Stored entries

_ _ _ _ _

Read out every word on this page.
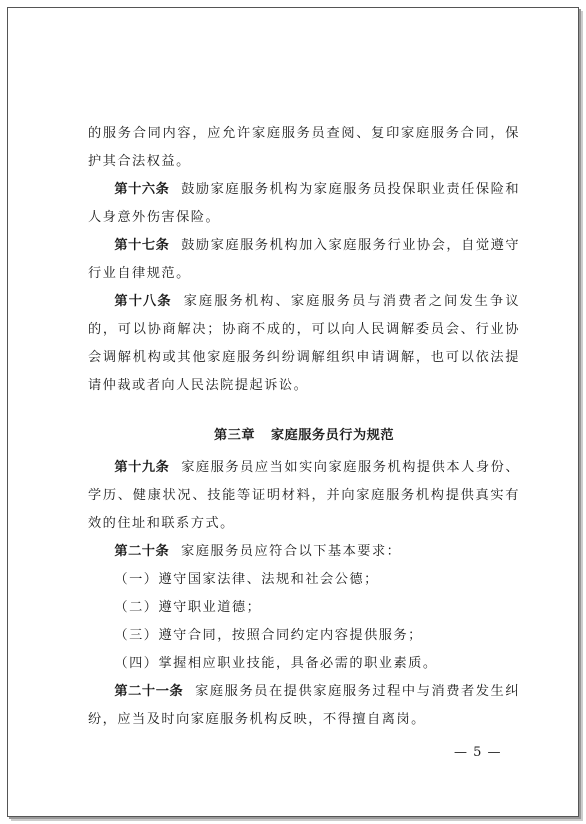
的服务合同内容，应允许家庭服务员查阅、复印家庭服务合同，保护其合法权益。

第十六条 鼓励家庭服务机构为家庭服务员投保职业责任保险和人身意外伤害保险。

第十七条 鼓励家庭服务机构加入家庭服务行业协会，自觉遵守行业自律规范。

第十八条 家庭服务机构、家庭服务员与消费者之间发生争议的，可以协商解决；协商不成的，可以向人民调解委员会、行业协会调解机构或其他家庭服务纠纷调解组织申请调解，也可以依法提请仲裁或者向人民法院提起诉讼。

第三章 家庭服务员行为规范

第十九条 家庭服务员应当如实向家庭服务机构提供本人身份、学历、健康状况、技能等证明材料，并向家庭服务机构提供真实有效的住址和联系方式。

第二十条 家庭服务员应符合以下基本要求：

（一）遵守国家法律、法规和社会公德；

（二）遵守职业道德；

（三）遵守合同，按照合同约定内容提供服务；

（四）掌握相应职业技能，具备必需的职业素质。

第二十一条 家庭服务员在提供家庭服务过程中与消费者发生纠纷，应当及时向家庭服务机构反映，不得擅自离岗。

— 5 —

_ _ _ _ _

- BRIEF: Return the records exactly. Don't carry the pictures over.

- FINISHED TASK:
Read out every word on this page.
的服务合同内容，应允许家庭服务员查阅、复印家庭服务合同，保护其合法权益。

第十六条 鼓励家庭服务机构为家庭服务员投保职业责任保险和人身意外伤害保险。

第十七条 鼓励家庭服务机构加入家庭服务行业协会，自觉遵守行业自律规范。

第十八条 家庭服务机构、家庭服务员与消费者之间发生争议的，可以协商解决；协商不成的，可以向人民调解委员会、行业协会调解机构或其他家庭服务纠纷调解组织申请调解，也可以依法提请仲裁或者向人民法院提起诉讼。

第三章 家庭服务员行为规范

第十九条 家庭服务员应当如实向家庭服务机构提供本人身份、学历、健康状况、技能等证明材料，并向家庭服务机构提供真实有效的住址和联系方式。

第二十条 家庭服务员应符合以下基本要求：

（一）遵守国家法律、法规和社会公德；

（二）遵守职业道德；

（三）遵守合同，按照合同约定内容提供服务；

（四）掌握相应职业技能，具备必需的职业素质。

第二十一条 家庭服务员在提供家庭服务过程中与消费者发生纠纷，应当及时向家庭服务机构反映，不得擅自离岗。

— 5 —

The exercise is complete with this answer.